Return the whole listing, keeping every character the same.

> **SUPPLIED MATERIAL**
>>>

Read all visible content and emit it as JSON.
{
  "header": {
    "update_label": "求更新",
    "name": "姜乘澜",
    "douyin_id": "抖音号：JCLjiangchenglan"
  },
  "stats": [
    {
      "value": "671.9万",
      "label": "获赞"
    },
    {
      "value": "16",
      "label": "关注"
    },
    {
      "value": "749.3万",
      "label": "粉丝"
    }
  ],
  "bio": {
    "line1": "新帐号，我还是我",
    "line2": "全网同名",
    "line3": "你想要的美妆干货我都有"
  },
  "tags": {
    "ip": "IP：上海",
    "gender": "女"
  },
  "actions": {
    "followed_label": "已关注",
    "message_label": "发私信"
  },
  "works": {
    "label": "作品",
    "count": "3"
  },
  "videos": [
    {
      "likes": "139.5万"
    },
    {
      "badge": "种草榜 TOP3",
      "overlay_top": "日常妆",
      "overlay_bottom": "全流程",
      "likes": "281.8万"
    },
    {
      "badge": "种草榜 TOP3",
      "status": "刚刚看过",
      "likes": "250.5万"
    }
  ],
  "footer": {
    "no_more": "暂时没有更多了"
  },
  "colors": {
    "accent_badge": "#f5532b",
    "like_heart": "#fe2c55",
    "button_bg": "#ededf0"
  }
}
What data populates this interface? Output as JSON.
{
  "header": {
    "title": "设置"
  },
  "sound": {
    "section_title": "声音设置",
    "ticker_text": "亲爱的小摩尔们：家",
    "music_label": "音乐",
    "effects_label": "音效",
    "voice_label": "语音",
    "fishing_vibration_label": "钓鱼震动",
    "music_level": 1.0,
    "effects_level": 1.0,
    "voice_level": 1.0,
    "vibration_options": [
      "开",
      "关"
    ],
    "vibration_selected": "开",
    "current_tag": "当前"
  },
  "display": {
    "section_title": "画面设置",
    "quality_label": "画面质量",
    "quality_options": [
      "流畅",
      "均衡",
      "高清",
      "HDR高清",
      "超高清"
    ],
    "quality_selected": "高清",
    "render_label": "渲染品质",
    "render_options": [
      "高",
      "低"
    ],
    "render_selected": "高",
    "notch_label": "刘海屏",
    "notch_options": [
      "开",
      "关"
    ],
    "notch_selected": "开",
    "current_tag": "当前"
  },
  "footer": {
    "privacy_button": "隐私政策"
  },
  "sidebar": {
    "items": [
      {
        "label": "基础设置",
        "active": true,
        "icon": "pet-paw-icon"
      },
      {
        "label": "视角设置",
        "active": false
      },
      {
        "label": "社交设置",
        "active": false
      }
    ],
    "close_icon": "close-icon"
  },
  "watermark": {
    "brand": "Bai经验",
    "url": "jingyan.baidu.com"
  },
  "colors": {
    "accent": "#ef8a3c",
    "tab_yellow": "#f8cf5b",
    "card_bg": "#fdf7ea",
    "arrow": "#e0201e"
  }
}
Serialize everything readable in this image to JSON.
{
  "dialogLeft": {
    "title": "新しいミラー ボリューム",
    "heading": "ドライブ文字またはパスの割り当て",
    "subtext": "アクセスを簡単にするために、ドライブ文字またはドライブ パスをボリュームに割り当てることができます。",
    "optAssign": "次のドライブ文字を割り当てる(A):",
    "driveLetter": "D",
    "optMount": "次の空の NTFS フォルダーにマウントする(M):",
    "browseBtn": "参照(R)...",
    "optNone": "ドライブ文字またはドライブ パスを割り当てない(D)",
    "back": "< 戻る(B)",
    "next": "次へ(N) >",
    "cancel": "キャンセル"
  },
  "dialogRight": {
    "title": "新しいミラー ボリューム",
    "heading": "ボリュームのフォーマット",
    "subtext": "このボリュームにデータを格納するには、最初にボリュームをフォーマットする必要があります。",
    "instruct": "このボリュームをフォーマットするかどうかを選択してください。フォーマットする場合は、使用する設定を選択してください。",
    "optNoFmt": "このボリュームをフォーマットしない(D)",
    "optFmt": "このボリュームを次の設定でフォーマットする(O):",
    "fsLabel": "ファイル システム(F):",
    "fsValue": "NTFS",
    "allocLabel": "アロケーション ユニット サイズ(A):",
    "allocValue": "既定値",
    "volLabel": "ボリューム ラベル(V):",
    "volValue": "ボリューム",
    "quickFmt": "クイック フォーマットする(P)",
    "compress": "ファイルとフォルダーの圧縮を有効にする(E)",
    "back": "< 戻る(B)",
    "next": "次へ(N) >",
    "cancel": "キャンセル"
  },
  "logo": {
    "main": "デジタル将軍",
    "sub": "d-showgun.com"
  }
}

<<<

> **WRITTEN ANSWER**
Read all visible content and emit it as JSON.
{
  "header": {
    "update_label": "求更新",
    "name": "姜乘澜",
    "douyin_id": "抖音号：JCLjiangchenglan"
  },
  "stats": [
    {
      "value": "671.9万",
      "label": "获赞"
    },
    {
      "value": "16",
      "label": "关注"
    },
    {
      "value": "749.3万",
      "label": "粉丝"
    }
  ],
  "bio": {
    "line1": "新帐号，我还是我",
    "line2": "全网同名",
    "line3": "你想要的美妆干货我都有"
  },
  "tags": {
    "ip": "IP：上海",
    "gender": "女"
  },
  "actions": {
    "followed_label": "已关注",
    "message_label": "发私信"
  },
  "works": {
    "label": "作品",
    "count": "3"
  },
  "videos": [
    {
      "likes": "139.5万"
    },
    {
      "badge": "种草榜 TOP3",
      "overlay_top": "日常妆",
      "overlay_bottom": "全流程",
      "likes": "281.8万"
    },
    {
      "badge": "种草榜 TOP3",
      "status": "刚刚看过",
      "likes": "250.5万"
    }
  ],
  "footer": {
    "no_more": "暂时没有更多了"
  },
  "colors": {
    "accent_badge": "#f5532b",
    "like_heart": "#fe2c55",
    "button_bg": "#ededf0"
  }
}
What data populates this interface? Output as JSON.
{
  "header": {
    "title": "设置"
  },
  "sound": {
    "section_title": "声音设置",
    "ticker_text": "亲爱的小摩尔们：家",
    "music_label": "音乐",
    "effects_label": "音效",
    "voice_label": "语音",
    "fishing_vibration_label": "钓鱼震动",
    "music_level": 1.0,
    "effects_level": 1.0,
    "voice_level": 1.0,
    "vibration_options": [
      "开",
      "关"
    ],
    "vibration_selected": "开",
    "current_tag": "当前"
  },
  "display": {
    "section_title": "画面设置",
    "quality_label": "画面质量",
    "quality_options": [
      "流畅",
      "均衡",
      "高清",
      "HDR高清",
      "超高清"
    ],
    "quality_selected": "高清",
    "render_label": "渲染品质",
    "render_options": [
      "高",
      "低"
    ],
    "render_selected": "高",
    "notch_label": "刘海屏",
    "notch_options": [
      "开",
      "关"
    ],
    "notch_selected": "开",
    "current_tag": "当前"
  },
  "footer": {
    "privacy_button": "隐私政策"
  },
  "sidebar": {
    "items": [
      {
        "label": "基础设置",
        "active": true,
        "icon": "pet-paw-icon"
      },
      {
        "label": "视角设置",
        "active": false
      },
      {
        "label": "社交设置",
        "active": false
      }
    ],
    "close_icon": "close-icon"
  },
  "watermark": {
    "brand": "Bai经验",
    "url": "jingyan.baidu.com"
  },
  "colors": {
    "accent": "#ef8a3c",
    "tab_yellow": "#f8cf5b",
    "card_bg": "#fdf7ea",
    "arrow": "#e0201e"
  }
}
Serialize everything readable in this image to JSON.
{
  "dialogLeft": {
    "title": "新しいミラー ボリューム",
    "heading": "ドライブ文字またはパスの割り当て",
    "subtext": "アクセスを簡単にするために、ドライブ文字またはドライブ パスをボリュームに割り当てることができます。",
    "optAssign": "次のドライブ文字を割り当てる(A):",
    "driveLetter": "D",
    "optMount": "次の空の NTFS フォルダーにマウントする(M):",
    "browseBtn": "参照(R)...",
    "optNone": "ドライブ文字またはドライブ パスを割り当てない(D)",
    "back": "< 戻る(B)",
    "next": "次へ(N) >",
    "cancel": "キャンセル"
  },
  "dialogRight": {
    "title": "新しいミラー ボリューム",
    "heading": "ボリュームのフォーマット",
    "subtext": "このボリュームにデータを格納するには、最初にボリュームをフォーマットする必要があります。",
    "instruct": "このボリュームをフォーマットするかどうかを選択してください。フォーマットする場合は、使用する設定を選択してください。",
    "optNoFmt": "このボリュームをフォーマットしない(D)",
    "optFmt": "このボリュームを次の設定でフォーマットする(O):",
    "fsLabel": "ファイル システム(F):",
    "fsValue": "NTFS",
    "allocLabel": "アロケーション ユニット サイズ(A):",
    "allocValue": "既定値",
    "volLabel": "ボリューム ラベル(V):",
    "volValue": "ボリューム",
    "quickFmt": "クイック フォーマットする(P)",
    "compress": "ファイルとフォルダーの圧縮を有効にする(E)",
    "back": "< 戻る(B)",
    "next": "次へ(N) >",
    "cancel": "キャンセル"
  },
  "logo": {
    "main": "デジタル将軍",
    "sub": "d-showgun.com"
  }
}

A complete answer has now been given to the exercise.